- [REQUIREMENT]: Reproduce each record exactly.

- [DATA LISTING]:

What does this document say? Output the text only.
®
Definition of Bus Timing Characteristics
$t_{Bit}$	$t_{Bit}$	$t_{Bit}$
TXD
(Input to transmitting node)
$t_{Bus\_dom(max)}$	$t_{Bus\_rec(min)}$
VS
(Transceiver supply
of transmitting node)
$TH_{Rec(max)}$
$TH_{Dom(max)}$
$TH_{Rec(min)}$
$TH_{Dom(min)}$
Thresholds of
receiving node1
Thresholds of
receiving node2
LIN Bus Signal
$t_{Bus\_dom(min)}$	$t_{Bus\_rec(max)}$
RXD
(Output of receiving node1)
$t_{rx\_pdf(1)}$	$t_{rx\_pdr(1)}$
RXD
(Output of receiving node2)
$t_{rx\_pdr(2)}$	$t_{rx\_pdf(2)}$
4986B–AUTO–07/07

- [CORRECT RESPONSE]:
What does this document say? Output the text only.
®
Definition of Bus Timing Characteristics
$t_{Bit}$	$t_{Bit}$	$t_{Bit}$
TXD
(Input to transmitting node)
$t_{Bus\_dom(max)}$	$t_{Bus\_rec(min)}$
VS
(Transceiver supply
of transmitting node)
$TH_{Rec(max)}$
$TH_{Dom(max)}$
$TH_{Rec(min)}$
$TH_{Dom(min)}$
Thresholds of
receiving node1
Thresholds of
receiving node2
LIN Bus Signal
$t_{Bus\_dom(min)}$	$t_{Bus\_rec(max)}$
RXD
(Output of receiving node1)
$t_{rx\_pdf(1)}$	$t_{rx\_pdr(1)}$
RXD
(Output of receiving node2)
$t_{rx\_pdr(2)}$	$t_{rx\_pdf(2)}$
4986B–AUTO–07/07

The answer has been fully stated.